§ **What you should do**:
Look for the string "warm" in the lines and copy each line that has it.

A block of data:
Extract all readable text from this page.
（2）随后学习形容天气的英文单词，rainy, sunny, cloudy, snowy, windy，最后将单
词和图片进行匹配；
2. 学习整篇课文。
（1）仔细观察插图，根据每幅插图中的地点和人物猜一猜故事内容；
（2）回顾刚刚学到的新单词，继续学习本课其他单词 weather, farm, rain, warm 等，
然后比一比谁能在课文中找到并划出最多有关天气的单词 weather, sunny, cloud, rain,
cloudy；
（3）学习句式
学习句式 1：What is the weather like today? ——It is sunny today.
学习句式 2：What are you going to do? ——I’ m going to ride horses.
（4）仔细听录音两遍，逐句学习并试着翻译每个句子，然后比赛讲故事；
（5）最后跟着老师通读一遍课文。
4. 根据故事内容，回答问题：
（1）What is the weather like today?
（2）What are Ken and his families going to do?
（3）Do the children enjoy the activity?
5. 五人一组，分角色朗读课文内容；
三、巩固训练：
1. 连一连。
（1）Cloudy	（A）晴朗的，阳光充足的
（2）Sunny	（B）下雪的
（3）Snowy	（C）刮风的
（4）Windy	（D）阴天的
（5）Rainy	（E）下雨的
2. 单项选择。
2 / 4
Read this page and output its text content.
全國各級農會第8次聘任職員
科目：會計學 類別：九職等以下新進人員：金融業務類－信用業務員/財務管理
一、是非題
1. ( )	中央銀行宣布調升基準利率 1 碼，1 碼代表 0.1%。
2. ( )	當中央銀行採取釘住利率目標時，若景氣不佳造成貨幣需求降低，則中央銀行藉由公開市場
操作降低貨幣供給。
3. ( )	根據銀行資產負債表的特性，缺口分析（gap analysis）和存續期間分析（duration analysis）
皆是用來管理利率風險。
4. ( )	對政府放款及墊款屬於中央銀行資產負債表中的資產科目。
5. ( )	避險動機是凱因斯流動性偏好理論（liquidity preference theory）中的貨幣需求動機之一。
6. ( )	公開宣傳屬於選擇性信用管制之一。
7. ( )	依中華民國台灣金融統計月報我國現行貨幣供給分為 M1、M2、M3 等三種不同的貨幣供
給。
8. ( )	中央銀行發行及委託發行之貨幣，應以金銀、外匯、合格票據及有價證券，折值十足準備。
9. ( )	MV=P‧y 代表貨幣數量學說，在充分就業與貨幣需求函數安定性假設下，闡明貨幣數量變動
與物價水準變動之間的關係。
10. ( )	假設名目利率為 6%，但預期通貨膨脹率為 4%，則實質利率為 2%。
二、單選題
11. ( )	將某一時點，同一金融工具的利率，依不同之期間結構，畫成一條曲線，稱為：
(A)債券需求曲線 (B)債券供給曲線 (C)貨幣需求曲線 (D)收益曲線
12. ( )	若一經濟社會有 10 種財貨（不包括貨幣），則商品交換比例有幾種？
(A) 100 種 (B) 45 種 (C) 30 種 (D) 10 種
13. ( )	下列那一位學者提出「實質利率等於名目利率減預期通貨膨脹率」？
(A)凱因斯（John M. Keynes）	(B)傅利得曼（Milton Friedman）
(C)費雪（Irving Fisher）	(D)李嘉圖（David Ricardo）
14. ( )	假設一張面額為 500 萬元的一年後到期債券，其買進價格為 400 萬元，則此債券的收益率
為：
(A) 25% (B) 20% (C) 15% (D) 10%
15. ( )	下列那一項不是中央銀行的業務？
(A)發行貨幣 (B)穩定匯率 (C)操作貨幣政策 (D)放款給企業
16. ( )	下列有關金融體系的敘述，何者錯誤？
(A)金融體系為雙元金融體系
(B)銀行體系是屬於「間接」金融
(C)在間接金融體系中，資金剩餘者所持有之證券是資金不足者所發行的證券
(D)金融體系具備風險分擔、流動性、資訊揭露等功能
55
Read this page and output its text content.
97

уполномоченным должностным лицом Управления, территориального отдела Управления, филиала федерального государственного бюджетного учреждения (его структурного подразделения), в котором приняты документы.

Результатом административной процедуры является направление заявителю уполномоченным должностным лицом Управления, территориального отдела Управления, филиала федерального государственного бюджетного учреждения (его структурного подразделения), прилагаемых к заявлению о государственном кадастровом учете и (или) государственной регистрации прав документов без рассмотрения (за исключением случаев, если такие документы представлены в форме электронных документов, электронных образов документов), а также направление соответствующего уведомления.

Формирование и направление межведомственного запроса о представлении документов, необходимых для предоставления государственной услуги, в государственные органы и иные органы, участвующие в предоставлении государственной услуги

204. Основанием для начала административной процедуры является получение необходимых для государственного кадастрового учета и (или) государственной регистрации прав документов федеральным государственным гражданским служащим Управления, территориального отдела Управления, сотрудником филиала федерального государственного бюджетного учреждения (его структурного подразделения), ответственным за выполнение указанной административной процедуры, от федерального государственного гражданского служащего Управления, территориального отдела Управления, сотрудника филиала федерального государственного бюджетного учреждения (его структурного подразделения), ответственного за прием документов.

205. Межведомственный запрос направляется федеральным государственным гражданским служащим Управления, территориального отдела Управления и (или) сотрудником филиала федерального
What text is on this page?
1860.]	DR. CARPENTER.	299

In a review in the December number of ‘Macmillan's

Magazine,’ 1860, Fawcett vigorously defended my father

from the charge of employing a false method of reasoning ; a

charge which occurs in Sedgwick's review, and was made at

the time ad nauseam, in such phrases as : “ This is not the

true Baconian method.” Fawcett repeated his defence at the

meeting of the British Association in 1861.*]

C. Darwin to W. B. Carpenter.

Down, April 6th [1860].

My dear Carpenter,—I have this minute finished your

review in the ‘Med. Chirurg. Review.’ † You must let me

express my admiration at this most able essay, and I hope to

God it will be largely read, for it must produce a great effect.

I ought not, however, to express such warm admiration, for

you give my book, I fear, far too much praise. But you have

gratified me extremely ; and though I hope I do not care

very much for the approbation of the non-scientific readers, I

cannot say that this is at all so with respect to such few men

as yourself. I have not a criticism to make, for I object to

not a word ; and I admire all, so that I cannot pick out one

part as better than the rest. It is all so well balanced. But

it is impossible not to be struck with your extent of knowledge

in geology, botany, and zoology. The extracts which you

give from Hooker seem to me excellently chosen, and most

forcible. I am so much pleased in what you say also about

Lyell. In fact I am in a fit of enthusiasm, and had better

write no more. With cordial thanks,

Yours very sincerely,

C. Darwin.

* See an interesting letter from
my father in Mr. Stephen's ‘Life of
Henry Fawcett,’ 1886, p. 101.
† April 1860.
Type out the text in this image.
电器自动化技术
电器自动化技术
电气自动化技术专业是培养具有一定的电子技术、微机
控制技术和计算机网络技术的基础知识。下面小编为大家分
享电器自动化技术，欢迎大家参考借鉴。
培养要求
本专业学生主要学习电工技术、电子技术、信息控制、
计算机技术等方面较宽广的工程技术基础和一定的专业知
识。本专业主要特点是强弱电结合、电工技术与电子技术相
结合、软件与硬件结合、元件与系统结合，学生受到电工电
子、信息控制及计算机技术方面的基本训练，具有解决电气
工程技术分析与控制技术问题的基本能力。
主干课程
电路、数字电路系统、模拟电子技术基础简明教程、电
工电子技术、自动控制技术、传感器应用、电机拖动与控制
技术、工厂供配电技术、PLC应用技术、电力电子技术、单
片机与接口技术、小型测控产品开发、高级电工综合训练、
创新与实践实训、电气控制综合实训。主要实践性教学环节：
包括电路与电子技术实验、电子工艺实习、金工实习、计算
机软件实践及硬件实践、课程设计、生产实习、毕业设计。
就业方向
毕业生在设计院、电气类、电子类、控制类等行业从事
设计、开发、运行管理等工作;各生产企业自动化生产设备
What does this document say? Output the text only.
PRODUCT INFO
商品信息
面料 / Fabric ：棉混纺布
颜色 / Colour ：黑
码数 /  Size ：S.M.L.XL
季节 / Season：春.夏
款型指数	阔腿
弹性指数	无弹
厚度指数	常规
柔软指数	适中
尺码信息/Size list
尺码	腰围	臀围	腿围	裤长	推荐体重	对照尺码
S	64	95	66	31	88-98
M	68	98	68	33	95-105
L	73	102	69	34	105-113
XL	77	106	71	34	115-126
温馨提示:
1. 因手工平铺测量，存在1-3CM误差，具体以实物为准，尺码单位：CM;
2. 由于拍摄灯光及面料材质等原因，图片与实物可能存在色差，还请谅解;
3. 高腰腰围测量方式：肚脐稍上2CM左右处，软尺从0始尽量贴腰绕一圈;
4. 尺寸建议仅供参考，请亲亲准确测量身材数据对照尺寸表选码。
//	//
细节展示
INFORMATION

§ **The completed task**:
（2）回顾刚刚学到的新单词，继续学习本课其他单词 weather, farm, rain, warm 等，
I ought not, however, to express such warm admiration, for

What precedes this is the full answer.